→ Exercise prompt: Transcribe each record word for word. Skip the images.

_ _ _ _ _

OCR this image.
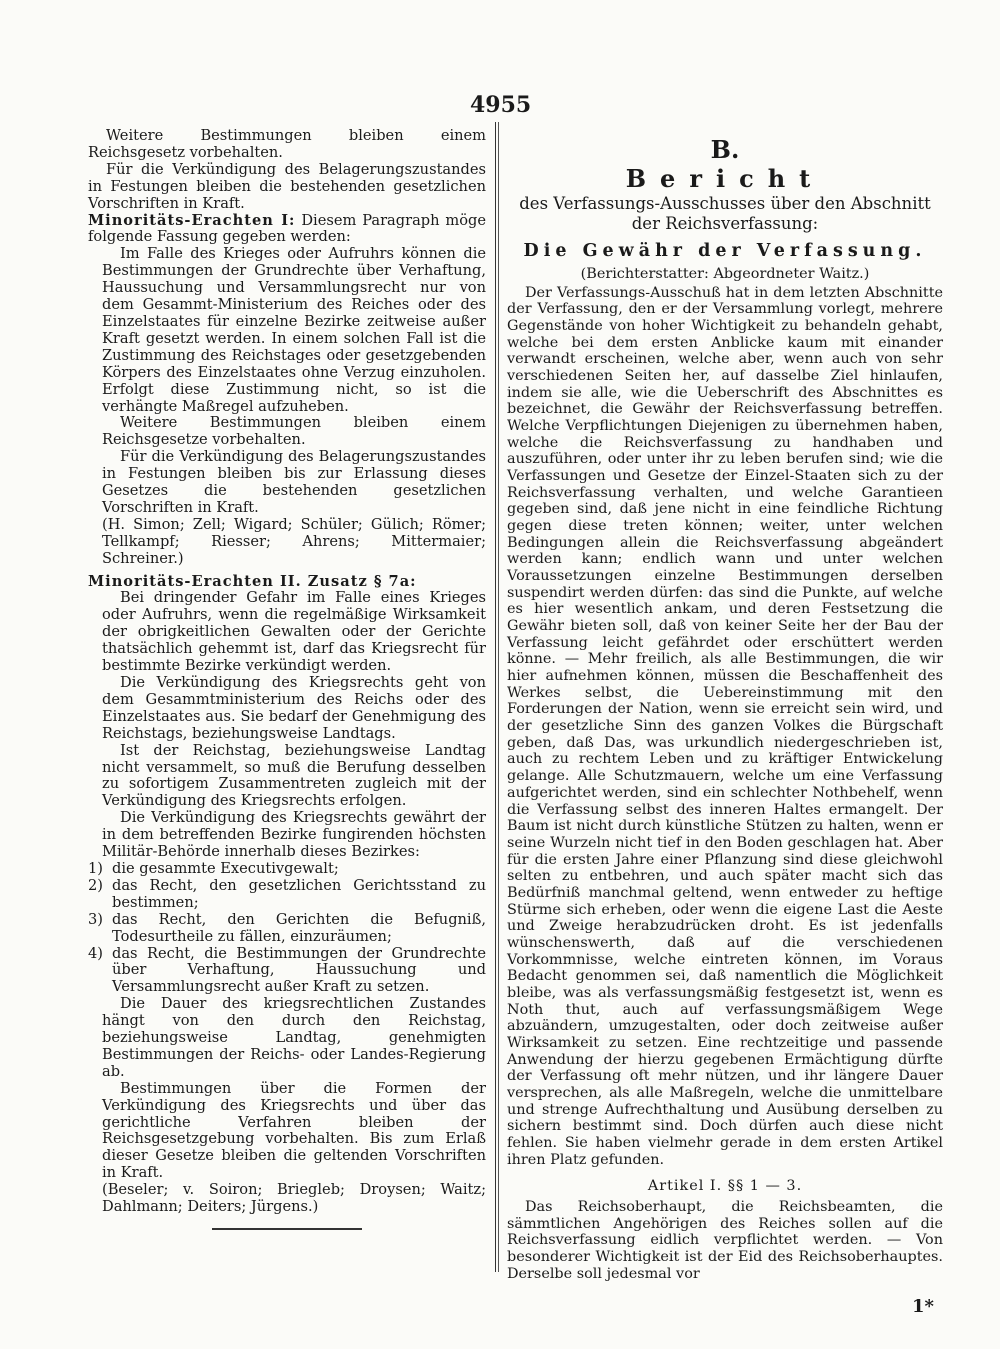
4955

Weitere Bestimmungen bleiben einem Reichsgesetz vorbehalten.

Für die Verkündigung des Belagerungszustandes in Festungen bleiben die bestehenden gesetzlichen Vorschriften in Kraft.

Minoritäts-Erachten I: Diesem Paragraph möge folgende Fassung gegeben werden:

Im Falle des Krieges oder Aufruhrs können die Bestimmungen der Grundrechte über Verhaftung, Haussuchung und Versammlungsrecht nur von dem Gesammt-Ministerium des Reiches oder des Einzelstaates für einzelne Bezirke zeitweise außer Kraft gesetzt werden. In einem solchen Fall ist die Zustimmung des Reichstages oder gesetzgebenden Körpers des Einzelstaates ohne Verzug einzuholen. Erfolgt diese Zustimmung nicht, so ist die verhängte Maßregel aufzuheben.

Weitere Bestimmungen bleiben einem Reichsgesetze vorbehalten.

Für die Verkündigung des Belagerungszustandes in Festungen bleiben bis zur Erlassung dieses Gesetzes die bestehenden gesetzlichen Vorschriften in Kraft.

(H. Simon; Zell; Wigard; Schüler; Gülich; Römer; Tellkampf; Riesser; Ahrens; Mittermaier; Schreiner.)

Minoritäts-Erachten II. Zusatz § 7a:

Bei dringender Gefahr im Falle eines Krieges oder Aufruhrs, wenn die regelmäßige Wirksamkeit der obrigkeitlichen Gewalten oder der Gerichte thatsächlich gehemmt ist, darf das Kriegsrecht für bestimmte Bezirke verkündigt werden.

Die Verkündigung des Kriegsrechts geht von dem Gesammtministerium des Reichs oder des Einzelstaates aus. Sie bedarf der Genehmigung des Reichstags, beziehungsweise Landtags.

Ist der Reichstag, beziehungsweise Landtag nicht versammelt, so muß die Berufung desselben zu sofortigem Zusammentreten zugleich mit der Verkündigung des Kriegsrechts erfolgen.

Die Verkündigung des Kriegsrechts gewährt der in dem betreffenden Bezirke fungirenden höchsten Militär-Behörde innerhalb dieses Bezirkes:

1) die gesammte Executivgewalt;
2) das Recht, den gesetzlichen Gerichtsstand zu bestimmen;
3) das Recht, den Gerichten die Befugniß, Todesurtheile zu fällen, einzuräumen;
4) das Recht, die Bestimmungen der Grundrechte über Verhaftung, Haussuchung und Versammlungsrecht außer Kraft zu setzen.

Die Dauer des kriegsrechtlichen Zustandes hängt von den durch den Reichstag, beziehungsweise Landtag, genehmigten Bestimmungen der Reichs- oder Landes-Regierung ab.

Bestimmungen über die Formen der Verkündigung des Kriegsrechts und über das gerichtliche Verfahren bleiben der Reichsgesetzgebung vorbehalten. Bis zum Erlaß dieser Gesetze bleiben die geltenden Vorschriften in Kraft.

(Beseler; v. Soiron; Briegleb; Droysen; Waitz; Dahlmann; Deiters; Jürgens.)

B.
Bericht
des Verfassungs-Ausschusses über den Abschnitt der Reichsverfassung:
Die Gewähr der Verfassung.
(Berichterstatter: Abgeordneter Waitz.)

Der Verfassungs-Ausschuß hat in dem letzten Abschnitte der Verfassung, den er der Versammlung vorlegt, mehrere Gegenstände von hoher Wichtigkeit zu behandeln gehabt, welche bei dem ersten Anblicke kaum mit einander verwandt erscheinen, welche aber, wenn auch von sehr verschiedenen Seiten her, auf dasselbe Ziel hinlaufen, indem sie alle, wie die Ueberschrift des Abschnittes es bezeichnet, die Gewähr der Reichsverfassung betreffen. Welche Verpflichtungen Diejenigen zu übernehmen haben, welche die Reichsverfassung zu handhaben und auszuführen, oder unter ihr zu leben berufen sind; wie die Verfassungen und Gesetze der Einzel-Staaten sich zu der Reichsverfassung verhalten, und welche Garantieen gegeben sind, daß jene nicht in eine feindliche Richtung gegen diese treten können; weiter, unter welchen Bedingungen allein die Reichsverfassung abgeändert werden kann; endlich wann und unter welchen Voraussetzungen einzelne Bestimmungen derselben suspendirt werden dürfen: das sind die Punkte, auf welche es hier wesentlich ankam, und deren Festsetzung die Gewähr bieten soll, daß von keiner Seite her der Bau der Verfassung leicht gefährdet oder erschüttert werden könne. — Mehr freilich, als alle Bestimmungen, die wir hier aufnehmen können, müssen die Beschaffenheit des Werkes selbst, die Uebereinstimmung mit den Forderungen der Nation, wenn sie erreicht sein wird, und der gesetzliche Sinn des ganzen Volkes die Bürgschaft geben, daß Das, was urkundlich niedergeschrieben ist, auch zu rechtem Leben und zu kräftiger Entwickelung gelange. Alle Schutzmauern, welche um eine Verfassung aufgerichtet werden, sind ein schlechter Nothbehelf, wenn die Verfassung selbst des inneren Haltes ermangelt. Der Baum ist nicht durch künstliche Stützen zu halten, wenn er seine Wurzeln nicht tief in den Boden geschlagen hat. Aber für die ersten Jahre einer Pflanzung sind diese gleichwohl selten zu entbehren, und auch später macht sich das Bedürfniß manchmal geltend, wenn entweder zu heftige Stürme sich erheben, oder wenn die eigene Last die Aeste und Zweige herabzudrücken droht. Es ist jedenfalls wünschenswerth, daß auf die verschiedenen Vorkommnisse, welche eintreten können, im Voraus Bedacht genommen sei, daß namentlich die Möglichkeit bleibe, was als verfassungsmäßig festgesetzt ist, wenn es Noth thut, auch auf verfassungsmäßigem Wege abzuändern, umzugestalten, oder doch zeitweise außer Wirksamkeit zu setzen. Eine rechtzeitige und passende Anwendung der hierzu gegebenen Ermächtigung dürfte der Verfassung oft mehr nützen, und ihr längere Dauer versprechen, als alle Maßregeln, welche die unmittelbare und strenge Aufrechthaltung und Ausübung derselben zu sichern bestimmt sind. Doch dürfen auch diese nicht fehlen. Sie haben vielmehr gerade in dem ersten Artikel ihren Platz gefunden.

Artikel I. §§ 1 — 3.

Das Reichsoberhaupt, die Reichsbeamten, die sämmtlichen Angehörigen des Reiches sollen auf die Reichsverfassung eidlich verpflichtet werden. — Von besonderer Wichtigkeit ist der Eid des Reichsoberhauptes. Derselbe soll jedesmal vor

1*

_ _ _ _ _

→ Written answer:
OCR this image.
4955

Weitere Bestimmungen bleiben einem Reichsgesetz vorbehalten.

Für die Verkündigung des Belagerungszustandes in Festungen bleiben die bestehenden gesetzlichen Vorschriften in Kraft.

Minoritäts-Erachten I: Diesem Paragraph möge folgende Fassung gegeben werden:

Im Falle des Krieges oder Aufruhrs können die Bestimmungen der Grundrechte über Verhaftung, Haussuchung und Versammlungsrecht nur von dem Gesammt-Ministerium des Reiches oder des Einzelstaates für einzelne Bezirke zeitweise außer Kraft gesetzt werden. In einem solchen Fall ist die Zustimmung des Reichstages oder gesetzgebenden Körpers des Einzelstaates ohne Verzug einzuholen. Erfolgt diese Zustimmung nicht, so ist die verhängte Maßregel aufzuheben.

Weitere Bestimmungen bleiben einem Reichsgesetze vorbehalten.

Für die Verkündigung des Belagerungszustandes in Festungen bleiben bis zur Erlassung dieses Gesetzes die bestehenden gesetzlichen Vorschriften in Kraft.

(H. Simon; Zell; Wigard; Schüler; Gülich; Römer; Tellkampf; Riesser; Ahrens; Mittermaier; Schreiner.)

Minoritäts-Erachten II. Zusatz § 7a:

Bei dringender Gefahr im Falle eines Krieges oder Aufruhrs, wenn die regelmäßige Wirksamkeit der obrigkeitlichen Gewalten oder der Gerichte thatsächlich gehemmt ist, darf das Kriegsrecht für bestimmte Bezirke verkündigt werden.

Die Verkündigung des Kriegsrechts geht von dem Gesammtministerium des Reichs oder des Einzelstaates aus. Sie bedarf der Genehmigung des Reichstags, beziehungsweise Landtags.

Ist der Reichstag, beziehungsweise Landtag nicht versammelt, so muß die Berufung desselben zu sofortigem Zusammentreten zugleich mit der Verkündigung des Kriegsrechts erfolgen.

Die Verkündigung des Kriegsrechts gewährt der in dem betreffenden Bezirke fungirenden höchsten Militär-Behörde innerhalb dieses Bezirkes:

1) die gesammte Executivgewalt;
2) das Recht, den gesetzlichen Gerichtsstand zu bestimmen;
3) das Recht, den Gerichten die Befugniß, Todesurtheile zu fällen, einzuräumen;
4) das Recht, die Bestimmungen der Grundrechte über Verhaftung, Haussuchung und Versammlungsrecht außer Kraft zu setzen.

Die Dauer des kriegsrechtlichen Zustandes hängt von den durch den Reichstag, beziehungsweise Landtag, genehmigten Bestimmungen der Reichs- oder Landes-Regierung ab.

Bestimmungen über die Formen der Verkündigung des Kriegsrechts und über das gerichtliche Verfahren bleiben der Reichsgesetzgebung vorbehalten. Bis zum Erlaß dieser Gesetze bleiben die geltenden Vorschriften in Kraft.

(Beseler; v. Soiron; Briegleb; Droysen; Waitz; Dahlmann; Deiters; Jürgens.)

B.
Bericht
des Verfassungs-Ausschusses über den Abschnitt der Reichsverfassung:
Die Gewähr der Verfassung.
(Berichterstatter: Abgeordneter Waitz.)

Der Verfassungs-Ausschuß hat in dem letzten Abschnitte der Verfassung, den er der Versammlung vorlegt, mehrere Gegenstände von hoher Wichtigkeit zu behandeln gehabt, welche bei dem ersten Anblicke kaum mit einander verwandt erscheinen, welche aber, wenn auch von sehr verschiedenen Seiten her, auf dasselbe Ziel hinlaufen, indem sie alle, wie die Ueberschrift des Abschnittes es bezeichnet, die Gewähr der Reichsverfassung betreffen. Welche Verpflichtungen Diejenigen zu übernehmen haben, welche die Reichsverfassung zu handhaben und auszuführen, oder unter ihr zu leben berufen sind; wie die Verfassungen und Gesetze der Einzel-Staaten sich zu der Reichsverfassung verhalten, und welche Garantieen gegeben sind, daß jene nicht in eine feindliche Richtung gegen diese treten können; weiter, unter welchen Bedingungen allein die Reichsverfassung abgeändert werden kann; endlich wann und unter welchen Voraussetzungen einzelne Bestimmungen derselben suspendirt werden dürfen: das sind die Punkte, auf welche es hier wesentlich ankam, und deren Festsetzung die Gewähr bieten soll, daß von keiner Seite her der Bau der Verfassung leicht gefährdet oder erschüttert werden könne. — Mehr freilich, als alle Bestimmungen, die wir hier aufnehmen können, müssen die Beschaffenheit des Werkes selbst, die Uebereinstimmung mit den Forderungen der Nation, wenn sie erreicht sein wird, und der gesetzliche Sinn des ganzen Volkes die Bürgschaft geben, daß Das, was urkundlich niedergeschrieben ist, auch zu rechtem Leben und zu kräftiger Entwickelung gelange. Alle Schutzmauern, welche um eine Verfassung aufgerichtet werden, sind ein schlechter Nothbehelf, wenn die Verfassung selbst des inneren Haltes ermangelt. Der Baum ist nicht durch künstliche Stützen zu halten, wenn er seine Wurzeln nicht tief in den Boden geschlagen hat. Aber für die ersten Jahre einer Pflanzung sind diese gleichwohl selten zu entbehren, und auch später macht sich das Bedürfniß manchmal geltend, wenn entweder zu heftige Stürme sich erheben, oder wenn die eigene Last die Aeste und Zweige herabzudrücken droht. Es ist jedenfalls wünschenswerth, daß auf die verschiedenen Vorkommnisse, welche eintreten können, im Voraus Bedacht genommen sei, daß namentlich die Möglichkeit bleibe, was als verfassungsmäßig festgesetzt ist, wenn es Noth thut, auch auf verfassungsmäßigem Wege abzuändern, umzugestalten, oder doch zeitweise außer Wirksamkeit zu setzen. Eine rechtzeitige und passende Anwendung der hierzu gegebenen Ermächtigung dürfte der Verfassung oft mehr nützen, und ihr längere Dauer versprechen, als alle Maßregeln, welche die unmittelbare und strenge Aufrechthaltung und Ausübung derselben zu sichern bestimmt sind. Doch dürfen auch diese nicht fehlen. Sie haben vielmehr gerade in dem ersten Artikel ihren Platz gefunden.

Artikel I. §§ 1 — 3.

Das Reichsoberhaupt, die Reichsbeamten, die sämmtlichen Angehörigen des Reiches sollen auf die Reichsverfassung eidlich verpflichtet werden. — Von besonderer Wichtigkeit ist der Eid des Reichsoberhauptes. Derselbe soll jedesmal vor

1*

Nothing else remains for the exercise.